# [EXCERPTED PASSAGE]
========

The Telegraph - http://www.telegraph.co.uk/technology/news/8955374/Minecraft-review.html

It’s a game about survival, discovery, community, loneliness, creativity, and despair. There’s something oddly primal about it. In gameplay terms, there’s really very little reason to expand beyond a very basic hut. But the desire to experiment, create and tame the surrounding wilderness constantly propels the player towards new experiences and challenges. Minecraft is by far one of the most fascinating and progressive games ever made, both in terms of its leanings towards procedural generation and emergent gameplay.

1UP - http://www.1up.com/reviews/minecraft-pc

-Minecraft is unique in the gaming universe at the moment -- though knockoffs already abound. They range from the excellent 2D Terraria -- which takes obvious inspiration from Minecraft but establishes its own identity -- to a glut of derivative and shameless clones like FortressCraft, which have been cleaning up on Xbox Live's Indie Games section. It seems inevitable that some time in the next year or so we'll see some of the bigger studios realize what veteran Minecrafters already know: There's gold in them there hills. Whether we're treated to slicker looking, soulless knockoffs or wildly divergent games that retain the game's premise of ultimate freedom in a near-infinite world, there's already a lot to look forward to.

-Meanwhile, Minecraft, with all its flaws and quirks, has already joined Super Mario Brothers, Wolfenstein 3D, and Tetris in the pantheon of games that prototyped an entire genre. No, it's not perfect, but you just don't give a game like that anything less than our highest score.

========

# [SUPPLIED INFORMATION]
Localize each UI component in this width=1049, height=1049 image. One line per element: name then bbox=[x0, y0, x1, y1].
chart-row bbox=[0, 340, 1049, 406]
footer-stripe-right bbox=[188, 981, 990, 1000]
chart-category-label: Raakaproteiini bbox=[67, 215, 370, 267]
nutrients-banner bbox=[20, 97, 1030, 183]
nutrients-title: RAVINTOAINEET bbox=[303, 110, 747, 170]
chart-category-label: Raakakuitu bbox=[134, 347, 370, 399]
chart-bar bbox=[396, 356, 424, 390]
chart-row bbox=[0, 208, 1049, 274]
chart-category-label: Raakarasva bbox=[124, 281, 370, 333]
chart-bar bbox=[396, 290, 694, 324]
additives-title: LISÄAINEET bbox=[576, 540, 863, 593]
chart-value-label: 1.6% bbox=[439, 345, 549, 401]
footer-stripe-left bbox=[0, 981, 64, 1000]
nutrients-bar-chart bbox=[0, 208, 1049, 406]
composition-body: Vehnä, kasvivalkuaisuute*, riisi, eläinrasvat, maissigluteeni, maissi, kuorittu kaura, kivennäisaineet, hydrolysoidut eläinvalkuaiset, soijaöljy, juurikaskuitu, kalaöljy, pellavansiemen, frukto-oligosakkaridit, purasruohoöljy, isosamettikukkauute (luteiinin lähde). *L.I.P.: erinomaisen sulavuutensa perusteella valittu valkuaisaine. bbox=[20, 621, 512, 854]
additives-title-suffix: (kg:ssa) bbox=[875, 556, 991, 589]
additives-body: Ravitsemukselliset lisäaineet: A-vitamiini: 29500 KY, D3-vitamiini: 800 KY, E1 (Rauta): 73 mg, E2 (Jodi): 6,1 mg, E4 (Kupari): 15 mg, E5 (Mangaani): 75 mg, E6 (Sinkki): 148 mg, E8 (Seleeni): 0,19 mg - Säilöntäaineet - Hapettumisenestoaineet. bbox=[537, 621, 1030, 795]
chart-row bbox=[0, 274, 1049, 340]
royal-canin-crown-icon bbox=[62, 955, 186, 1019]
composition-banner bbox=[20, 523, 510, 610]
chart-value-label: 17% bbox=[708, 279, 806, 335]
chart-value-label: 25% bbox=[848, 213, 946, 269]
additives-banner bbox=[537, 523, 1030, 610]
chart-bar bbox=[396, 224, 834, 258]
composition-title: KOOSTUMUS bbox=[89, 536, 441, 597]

========

# [WORK REQUEST A]
Extract the passage from the Minecraft review excerpts starting at "1UP - http://www.1up.com/reviews/minecraft-pc" and ending at "look forward to.".
# [WORK REQUEST B]
Condense the paragraph of the Minecraft review excerpts that begins "Minecraft is unique in the gaming universe" into a short bulleted list that keeps its main facts.
The material comes from a source unrelated to the Minecraft review excerpts.

# [RESPONSE A]
1UP - http://www.1up.com/reviews/minecraft-pc

-Minecraft is unique in the gaming universe at the moment -- though knockoffs already abound. They range from the excellent 2D Terraria -- which takes obvious inspiration from Minecraft but establishes its own identity -- to a glut of derivative and shameless clones like FortressCraft, which have been cleaning up on Xbox Live's Indie Games section. It seems inevitable that some time in the next year or so we'll see some of the bigger studios realize what veteran Minecrafters already know: There's gold in them there hills. Whether we're treated to slicker looking, soulless knockoffs or wildly divergent games that retain the game's premise of ultimate freedom in a near-infinite world, there's already a lot to look forward to.

# [RESPONSE B]
- Minecraft is currently unique in gaming, though knockoffs already abound.
- They range from the excellent 2D Terraria, which draws on Minecraft but has its own identity, to derivative clones like FortressCraft that have done well on Xbox Live's Indie Games section.
- Bigger studios will likely realize within the next year or so that there is money in this kind of game.
- Whether they produce slicker but soulless knockoffs or divergent games that keep the premise of ultimate freedom in a near-infinite world, there is a lot to look forward to.